Lines holding the string "vertical" are the ones to copy; find them all in the data.

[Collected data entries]

------------

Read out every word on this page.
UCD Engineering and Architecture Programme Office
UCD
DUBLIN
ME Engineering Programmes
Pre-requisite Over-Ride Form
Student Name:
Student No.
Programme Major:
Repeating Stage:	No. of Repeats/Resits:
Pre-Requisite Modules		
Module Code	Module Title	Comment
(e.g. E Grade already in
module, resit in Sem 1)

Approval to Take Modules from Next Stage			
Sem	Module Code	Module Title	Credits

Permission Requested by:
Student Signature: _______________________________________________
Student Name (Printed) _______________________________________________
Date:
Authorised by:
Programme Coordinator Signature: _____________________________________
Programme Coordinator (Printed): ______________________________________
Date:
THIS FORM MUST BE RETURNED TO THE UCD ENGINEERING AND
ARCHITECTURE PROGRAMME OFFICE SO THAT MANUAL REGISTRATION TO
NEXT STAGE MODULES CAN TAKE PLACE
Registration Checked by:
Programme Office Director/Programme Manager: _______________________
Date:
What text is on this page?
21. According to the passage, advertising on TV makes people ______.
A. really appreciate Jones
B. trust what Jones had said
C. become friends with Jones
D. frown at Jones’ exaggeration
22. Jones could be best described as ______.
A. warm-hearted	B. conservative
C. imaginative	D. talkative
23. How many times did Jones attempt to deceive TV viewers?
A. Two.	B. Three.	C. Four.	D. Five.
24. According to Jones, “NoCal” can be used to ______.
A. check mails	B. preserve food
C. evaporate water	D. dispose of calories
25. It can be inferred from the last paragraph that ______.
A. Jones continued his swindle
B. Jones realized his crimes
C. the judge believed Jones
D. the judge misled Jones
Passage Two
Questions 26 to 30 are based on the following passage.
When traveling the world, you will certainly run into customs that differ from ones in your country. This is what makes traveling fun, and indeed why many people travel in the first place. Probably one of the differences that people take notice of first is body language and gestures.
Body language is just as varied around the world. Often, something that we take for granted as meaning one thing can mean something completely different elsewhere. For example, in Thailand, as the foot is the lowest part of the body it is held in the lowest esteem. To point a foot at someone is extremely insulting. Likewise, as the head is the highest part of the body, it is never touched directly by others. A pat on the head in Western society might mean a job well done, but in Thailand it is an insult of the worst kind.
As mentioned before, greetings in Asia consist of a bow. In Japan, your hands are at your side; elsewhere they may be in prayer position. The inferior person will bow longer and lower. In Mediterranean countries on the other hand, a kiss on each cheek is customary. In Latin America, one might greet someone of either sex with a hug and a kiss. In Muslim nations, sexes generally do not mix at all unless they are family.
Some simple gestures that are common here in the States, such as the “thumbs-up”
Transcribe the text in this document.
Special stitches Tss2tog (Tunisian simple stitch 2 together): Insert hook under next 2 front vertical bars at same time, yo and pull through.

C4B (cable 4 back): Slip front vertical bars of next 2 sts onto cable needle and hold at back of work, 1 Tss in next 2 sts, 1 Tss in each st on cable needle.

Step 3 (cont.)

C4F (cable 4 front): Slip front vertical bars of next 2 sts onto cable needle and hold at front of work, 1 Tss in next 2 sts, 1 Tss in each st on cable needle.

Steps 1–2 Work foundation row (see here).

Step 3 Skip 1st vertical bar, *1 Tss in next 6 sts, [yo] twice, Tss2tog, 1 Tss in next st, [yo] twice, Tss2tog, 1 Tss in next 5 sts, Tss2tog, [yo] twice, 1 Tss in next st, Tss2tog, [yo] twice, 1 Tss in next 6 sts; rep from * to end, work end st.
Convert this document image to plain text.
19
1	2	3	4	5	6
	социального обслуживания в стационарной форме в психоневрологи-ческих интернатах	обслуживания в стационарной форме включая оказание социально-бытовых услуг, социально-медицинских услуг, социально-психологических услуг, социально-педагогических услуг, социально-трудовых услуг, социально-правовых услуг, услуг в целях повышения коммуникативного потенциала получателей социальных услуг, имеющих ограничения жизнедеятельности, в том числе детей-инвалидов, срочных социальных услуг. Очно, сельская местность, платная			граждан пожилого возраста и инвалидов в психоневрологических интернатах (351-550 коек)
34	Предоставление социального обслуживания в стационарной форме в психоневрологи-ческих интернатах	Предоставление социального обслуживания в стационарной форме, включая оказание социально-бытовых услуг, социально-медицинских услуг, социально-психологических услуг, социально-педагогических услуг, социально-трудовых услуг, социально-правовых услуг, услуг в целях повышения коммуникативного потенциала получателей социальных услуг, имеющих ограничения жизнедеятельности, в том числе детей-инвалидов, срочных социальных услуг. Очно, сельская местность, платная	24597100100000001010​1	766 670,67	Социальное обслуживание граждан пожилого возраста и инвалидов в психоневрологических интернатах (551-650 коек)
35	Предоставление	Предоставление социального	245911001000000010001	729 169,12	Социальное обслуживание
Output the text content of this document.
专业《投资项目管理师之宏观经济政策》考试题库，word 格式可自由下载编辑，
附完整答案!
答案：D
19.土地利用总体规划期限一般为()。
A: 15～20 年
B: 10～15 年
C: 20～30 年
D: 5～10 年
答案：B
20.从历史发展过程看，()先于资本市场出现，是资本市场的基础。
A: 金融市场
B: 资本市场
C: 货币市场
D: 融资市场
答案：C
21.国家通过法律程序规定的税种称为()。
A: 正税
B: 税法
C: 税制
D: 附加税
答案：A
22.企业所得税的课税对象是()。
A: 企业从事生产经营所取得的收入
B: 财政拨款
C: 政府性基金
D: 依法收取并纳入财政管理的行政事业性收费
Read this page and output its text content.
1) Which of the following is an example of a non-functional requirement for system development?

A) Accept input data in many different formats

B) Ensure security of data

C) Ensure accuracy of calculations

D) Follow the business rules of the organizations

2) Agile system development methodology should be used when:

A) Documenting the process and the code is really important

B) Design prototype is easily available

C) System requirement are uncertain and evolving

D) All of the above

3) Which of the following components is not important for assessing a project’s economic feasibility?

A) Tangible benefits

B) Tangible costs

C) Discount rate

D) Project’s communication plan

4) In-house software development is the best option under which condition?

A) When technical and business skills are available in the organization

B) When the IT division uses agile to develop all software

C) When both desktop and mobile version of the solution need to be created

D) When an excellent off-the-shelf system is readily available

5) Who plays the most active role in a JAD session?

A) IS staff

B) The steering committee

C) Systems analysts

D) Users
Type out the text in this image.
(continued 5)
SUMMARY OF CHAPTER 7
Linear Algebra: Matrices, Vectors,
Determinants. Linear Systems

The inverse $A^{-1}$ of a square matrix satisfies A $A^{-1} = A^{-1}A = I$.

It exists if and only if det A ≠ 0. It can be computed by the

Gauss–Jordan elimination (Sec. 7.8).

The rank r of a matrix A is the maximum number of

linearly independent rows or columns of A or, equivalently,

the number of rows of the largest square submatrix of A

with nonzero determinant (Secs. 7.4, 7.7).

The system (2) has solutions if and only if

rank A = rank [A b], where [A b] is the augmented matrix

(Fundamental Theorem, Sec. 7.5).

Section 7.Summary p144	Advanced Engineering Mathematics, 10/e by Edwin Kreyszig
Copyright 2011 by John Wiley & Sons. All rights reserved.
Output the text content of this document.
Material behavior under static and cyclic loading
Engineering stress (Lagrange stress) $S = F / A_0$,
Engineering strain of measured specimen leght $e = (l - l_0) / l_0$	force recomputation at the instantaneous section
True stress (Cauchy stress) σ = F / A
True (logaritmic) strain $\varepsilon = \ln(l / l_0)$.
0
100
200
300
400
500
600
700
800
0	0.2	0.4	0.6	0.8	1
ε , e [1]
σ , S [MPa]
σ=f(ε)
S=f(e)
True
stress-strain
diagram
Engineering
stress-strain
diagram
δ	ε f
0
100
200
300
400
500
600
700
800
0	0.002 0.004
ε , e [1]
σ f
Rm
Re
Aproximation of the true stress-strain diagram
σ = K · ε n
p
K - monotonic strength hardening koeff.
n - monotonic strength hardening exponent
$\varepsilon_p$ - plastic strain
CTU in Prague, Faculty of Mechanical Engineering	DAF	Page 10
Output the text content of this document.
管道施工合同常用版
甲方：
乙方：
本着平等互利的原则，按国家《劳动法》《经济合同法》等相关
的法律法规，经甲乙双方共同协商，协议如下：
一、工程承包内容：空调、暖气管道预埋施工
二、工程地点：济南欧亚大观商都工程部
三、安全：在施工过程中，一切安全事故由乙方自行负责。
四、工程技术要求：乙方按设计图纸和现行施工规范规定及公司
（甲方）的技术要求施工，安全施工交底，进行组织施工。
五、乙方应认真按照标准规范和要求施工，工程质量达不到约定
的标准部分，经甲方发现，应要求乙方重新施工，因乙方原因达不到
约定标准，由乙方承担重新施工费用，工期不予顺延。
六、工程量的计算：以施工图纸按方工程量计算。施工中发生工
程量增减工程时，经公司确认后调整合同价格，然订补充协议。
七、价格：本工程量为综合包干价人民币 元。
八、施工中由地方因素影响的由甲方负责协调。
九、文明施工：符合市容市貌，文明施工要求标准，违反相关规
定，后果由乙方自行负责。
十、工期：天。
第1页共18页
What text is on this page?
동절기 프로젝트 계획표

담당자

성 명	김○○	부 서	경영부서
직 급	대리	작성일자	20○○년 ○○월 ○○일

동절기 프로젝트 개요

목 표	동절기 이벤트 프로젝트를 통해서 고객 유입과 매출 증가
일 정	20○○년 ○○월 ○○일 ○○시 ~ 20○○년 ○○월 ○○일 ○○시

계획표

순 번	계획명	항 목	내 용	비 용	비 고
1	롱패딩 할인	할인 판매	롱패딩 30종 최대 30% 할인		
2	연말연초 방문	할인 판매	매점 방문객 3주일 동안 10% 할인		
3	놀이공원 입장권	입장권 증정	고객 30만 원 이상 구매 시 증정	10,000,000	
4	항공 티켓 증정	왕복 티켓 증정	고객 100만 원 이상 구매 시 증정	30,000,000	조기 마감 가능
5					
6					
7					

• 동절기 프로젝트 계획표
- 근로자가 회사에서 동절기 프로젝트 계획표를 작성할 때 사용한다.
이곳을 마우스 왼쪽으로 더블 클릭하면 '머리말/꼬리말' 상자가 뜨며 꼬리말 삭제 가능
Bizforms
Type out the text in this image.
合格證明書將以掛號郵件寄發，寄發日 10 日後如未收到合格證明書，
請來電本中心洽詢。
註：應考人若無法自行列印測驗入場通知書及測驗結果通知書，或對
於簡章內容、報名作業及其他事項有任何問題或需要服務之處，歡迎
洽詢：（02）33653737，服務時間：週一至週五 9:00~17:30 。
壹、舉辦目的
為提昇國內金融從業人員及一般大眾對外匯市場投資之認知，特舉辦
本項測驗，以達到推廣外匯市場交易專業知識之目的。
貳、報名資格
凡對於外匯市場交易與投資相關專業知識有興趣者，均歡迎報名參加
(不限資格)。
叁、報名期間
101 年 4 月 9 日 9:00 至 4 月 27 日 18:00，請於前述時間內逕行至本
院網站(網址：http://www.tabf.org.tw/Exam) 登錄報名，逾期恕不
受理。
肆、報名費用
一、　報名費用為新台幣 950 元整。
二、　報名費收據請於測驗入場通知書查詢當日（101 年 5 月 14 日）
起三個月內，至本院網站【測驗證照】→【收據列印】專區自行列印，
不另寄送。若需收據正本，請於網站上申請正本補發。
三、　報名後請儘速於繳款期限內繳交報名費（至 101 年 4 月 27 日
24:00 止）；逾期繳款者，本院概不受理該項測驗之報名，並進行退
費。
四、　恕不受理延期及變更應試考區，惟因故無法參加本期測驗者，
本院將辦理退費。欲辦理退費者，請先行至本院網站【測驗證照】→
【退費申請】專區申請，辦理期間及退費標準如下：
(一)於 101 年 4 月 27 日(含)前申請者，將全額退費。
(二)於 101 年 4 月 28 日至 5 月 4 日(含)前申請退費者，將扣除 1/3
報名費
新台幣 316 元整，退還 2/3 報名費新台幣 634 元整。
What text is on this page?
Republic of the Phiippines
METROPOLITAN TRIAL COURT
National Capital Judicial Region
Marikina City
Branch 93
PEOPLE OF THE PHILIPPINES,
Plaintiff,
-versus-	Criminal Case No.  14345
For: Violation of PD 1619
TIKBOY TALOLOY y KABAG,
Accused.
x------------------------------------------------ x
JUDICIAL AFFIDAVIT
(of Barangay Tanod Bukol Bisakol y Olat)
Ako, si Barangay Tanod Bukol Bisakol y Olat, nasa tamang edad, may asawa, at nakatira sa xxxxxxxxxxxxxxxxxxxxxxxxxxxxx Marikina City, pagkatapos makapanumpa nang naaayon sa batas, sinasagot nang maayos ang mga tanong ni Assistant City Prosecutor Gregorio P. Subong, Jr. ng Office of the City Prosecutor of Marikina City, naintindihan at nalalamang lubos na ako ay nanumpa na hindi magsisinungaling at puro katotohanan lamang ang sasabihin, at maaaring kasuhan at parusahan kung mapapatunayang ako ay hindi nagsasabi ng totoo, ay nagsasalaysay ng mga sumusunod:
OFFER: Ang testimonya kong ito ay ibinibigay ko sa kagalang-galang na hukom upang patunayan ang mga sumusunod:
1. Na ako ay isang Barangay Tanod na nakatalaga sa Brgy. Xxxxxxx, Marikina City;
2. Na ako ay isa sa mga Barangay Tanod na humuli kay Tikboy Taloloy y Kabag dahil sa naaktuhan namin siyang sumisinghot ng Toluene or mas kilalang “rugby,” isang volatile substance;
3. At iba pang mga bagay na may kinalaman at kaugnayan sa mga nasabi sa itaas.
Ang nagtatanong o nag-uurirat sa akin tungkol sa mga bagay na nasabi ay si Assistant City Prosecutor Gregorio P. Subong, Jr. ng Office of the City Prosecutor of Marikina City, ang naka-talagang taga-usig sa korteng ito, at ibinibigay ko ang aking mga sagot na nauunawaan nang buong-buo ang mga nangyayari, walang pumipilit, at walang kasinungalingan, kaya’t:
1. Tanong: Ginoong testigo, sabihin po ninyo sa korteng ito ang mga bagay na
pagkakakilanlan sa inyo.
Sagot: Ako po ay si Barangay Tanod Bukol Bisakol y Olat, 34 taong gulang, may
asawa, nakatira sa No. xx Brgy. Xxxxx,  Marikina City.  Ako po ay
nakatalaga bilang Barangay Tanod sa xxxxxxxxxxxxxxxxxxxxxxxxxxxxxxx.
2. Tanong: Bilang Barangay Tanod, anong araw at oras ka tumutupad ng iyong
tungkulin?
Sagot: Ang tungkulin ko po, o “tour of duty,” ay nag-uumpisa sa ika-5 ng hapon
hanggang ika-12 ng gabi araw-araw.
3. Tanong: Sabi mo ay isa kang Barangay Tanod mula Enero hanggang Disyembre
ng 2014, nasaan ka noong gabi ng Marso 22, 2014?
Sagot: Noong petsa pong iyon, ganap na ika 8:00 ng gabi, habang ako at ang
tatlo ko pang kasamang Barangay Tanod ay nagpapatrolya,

------------

*Worked answer:*
Special stitches Tss2tog (Tunisian simple stitch 2 together): Insert hook under next 2 front vertical bars at same time, yo and pull through.
C4B (cable 4 back): Slip front vertical bars of next 2 sts onto cable needle and hold at back of work, 1 Tss in next 2 sts, 1 Tss in each st on cable needle.
C4F (cable 4 front): Slip front vertical bars of next 2 sts onto cable needle and hold at front of work, 1 Tss in next 2 sts, 1 Tss in each st on cable needle.
Step 3 Skip 1st vertical bar, *1 Tss in next 6 sts, [yo] twice, Tss2tog, 1 Tss in next st, [yo] twice, Tss2tog, 1 Tss in next 5 sts, Tss2tog, [yo] twice, 1 Tss in next st, Tss2tog, [yo] twice, 1 Tss in next 6 sts; rep from * to end, work end st.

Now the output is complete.